[START OF Records supplied]
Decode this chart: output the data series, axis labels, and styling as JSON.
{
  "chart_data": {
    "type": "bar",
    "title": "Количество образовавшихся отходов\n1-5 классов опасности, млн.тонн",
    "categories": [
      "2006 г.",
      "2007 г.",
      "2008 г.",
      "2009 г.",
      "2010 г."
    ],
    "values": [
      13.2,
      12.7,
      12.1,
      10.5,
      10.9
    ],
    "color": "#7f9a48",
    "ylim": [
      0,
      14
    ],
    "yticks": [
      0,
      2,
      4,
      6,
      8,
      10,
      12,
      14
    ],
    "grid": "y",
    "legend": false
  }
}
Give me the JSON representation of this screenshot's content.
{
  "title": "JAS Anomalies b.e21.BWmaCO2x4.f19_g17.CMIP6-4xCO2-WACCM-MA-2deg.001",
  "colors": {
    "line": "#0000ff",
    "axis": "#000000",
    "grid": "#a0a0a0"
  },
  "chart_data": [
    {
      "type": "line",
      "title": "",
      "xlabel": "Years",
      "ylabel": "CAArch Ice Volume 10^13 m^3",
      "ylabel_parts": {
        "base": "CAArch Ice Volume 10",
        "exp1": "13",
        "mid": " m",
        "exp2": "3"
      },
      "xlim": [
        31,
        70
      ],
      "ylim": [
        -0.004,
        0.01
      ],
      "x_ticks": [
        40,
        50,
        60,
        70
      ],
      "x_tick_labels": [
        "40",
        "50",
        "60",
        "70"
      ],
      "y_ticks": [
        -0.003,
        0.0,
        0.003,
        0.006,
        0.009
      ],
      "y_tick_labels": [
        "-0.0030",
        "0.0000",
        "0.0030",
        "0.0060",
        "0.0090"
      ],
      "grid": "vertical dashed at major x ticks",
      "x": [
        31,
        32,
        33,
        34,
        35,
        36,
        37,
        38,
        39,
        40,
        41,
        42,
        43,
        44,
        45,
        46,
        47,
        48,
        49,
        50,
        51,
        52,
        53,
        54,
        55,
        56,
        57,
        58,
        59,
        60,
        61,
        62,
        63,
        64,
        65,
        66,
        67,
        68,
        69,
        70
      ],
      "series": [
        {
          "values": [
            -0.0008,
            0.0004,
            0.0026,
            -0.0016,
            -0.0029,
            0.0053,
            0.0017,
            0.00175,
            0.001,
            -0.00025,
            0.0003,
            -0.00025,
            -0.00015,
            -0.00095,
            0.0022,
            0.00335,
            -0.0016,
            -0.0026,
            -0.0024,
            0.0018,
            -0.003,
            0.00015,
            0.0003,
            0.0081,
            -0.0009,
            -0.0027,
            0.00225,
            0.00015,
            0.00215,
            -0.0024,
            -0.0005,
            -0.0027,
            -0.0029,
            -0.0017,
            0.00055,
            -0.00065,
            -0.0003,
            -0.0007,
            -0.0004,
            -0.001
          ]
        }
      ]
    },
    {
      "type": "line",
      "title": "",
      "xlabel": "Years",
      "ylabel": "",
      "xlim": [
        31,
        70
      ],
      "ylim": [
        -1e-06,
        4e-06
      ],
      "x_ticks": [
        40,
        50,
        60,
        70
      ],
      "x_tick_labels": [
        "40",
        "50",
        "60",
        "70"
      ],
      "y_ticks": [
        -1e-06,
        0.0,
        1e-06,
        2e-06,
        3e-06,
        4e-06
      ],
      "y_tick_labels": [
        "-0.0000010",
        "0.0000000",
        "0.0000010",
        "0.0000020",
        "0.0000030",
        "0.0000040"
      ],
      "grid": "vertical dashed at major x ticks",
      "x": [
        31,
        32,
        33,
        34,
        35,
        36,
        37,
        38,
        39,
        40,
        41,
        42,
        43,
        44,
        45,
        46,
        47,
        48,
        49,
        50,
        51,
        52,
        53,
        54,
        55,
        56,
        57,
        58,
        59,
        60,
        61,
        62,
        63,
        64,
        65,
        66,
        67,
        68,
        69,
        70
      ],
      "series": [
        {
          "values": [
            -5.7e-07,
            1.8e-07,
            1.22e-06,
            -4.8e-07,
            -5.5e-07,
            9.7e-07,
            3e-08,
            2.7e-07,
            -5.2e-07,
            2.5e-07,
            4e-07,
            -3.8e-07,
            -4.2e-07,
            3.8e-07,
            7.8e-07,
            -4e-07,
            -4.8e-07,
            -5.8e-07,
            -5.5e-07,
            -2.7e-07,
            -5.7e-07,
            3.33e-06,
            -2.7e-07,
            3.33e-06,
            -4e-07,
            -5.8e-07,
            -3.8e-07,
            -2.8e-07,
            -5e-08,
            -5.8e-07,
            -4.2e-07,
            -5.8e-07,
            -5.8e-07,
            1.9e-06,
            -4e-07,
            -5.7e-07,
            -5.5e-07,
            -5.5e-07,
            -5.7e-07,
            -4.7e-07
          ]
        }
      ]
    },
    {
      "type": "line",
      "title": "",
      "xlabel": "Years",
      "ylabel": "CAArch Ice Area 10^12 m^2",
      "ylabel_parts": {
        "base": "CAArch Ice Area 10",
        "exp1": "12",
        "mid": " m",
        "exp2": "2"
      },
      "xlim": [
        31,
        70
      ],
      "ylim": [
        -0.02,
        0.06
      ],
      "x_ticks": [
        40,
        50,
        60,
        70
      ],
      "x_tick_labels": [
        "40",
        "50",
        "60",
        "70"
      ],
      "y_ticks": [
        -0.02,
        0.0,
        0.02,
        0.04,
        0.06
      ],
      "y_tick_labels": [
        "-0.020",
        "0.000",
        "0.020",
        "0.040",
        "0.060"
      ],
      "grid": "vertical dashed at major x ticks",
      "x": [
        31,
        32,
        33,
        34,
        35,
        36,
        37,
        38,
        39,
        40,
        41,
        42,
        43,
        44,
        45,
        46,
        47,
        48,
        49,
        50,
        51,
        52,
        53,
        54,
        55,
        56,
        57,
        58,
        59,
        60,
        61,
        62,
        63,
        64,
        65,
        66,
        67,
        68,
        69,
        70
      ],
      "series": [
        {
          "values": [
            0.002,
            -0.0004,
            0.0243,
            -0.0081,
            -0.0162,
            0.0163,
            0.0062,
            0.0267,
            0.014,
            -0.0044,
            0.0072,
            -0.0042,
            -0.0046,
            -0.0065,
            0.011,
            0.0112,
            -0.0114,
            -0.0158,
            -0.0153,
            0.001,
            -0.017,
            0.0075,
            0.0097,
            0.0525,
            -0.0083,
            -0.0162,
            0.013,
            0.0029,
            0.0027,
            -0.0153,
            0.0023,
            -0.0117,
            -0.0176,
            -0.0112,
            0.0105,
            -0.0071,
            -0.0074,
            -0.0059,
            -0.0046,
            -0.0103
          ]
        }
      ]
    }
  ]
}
[END OF Records supplied]
◆ **Written task**
In the records above, find each line that holds the word "this"; copy all such lines.

◆ **Final result**
Decode this chart: output the data series, axis labels, and styling as JSON.
Give me the JSON representation of this screenshot's content.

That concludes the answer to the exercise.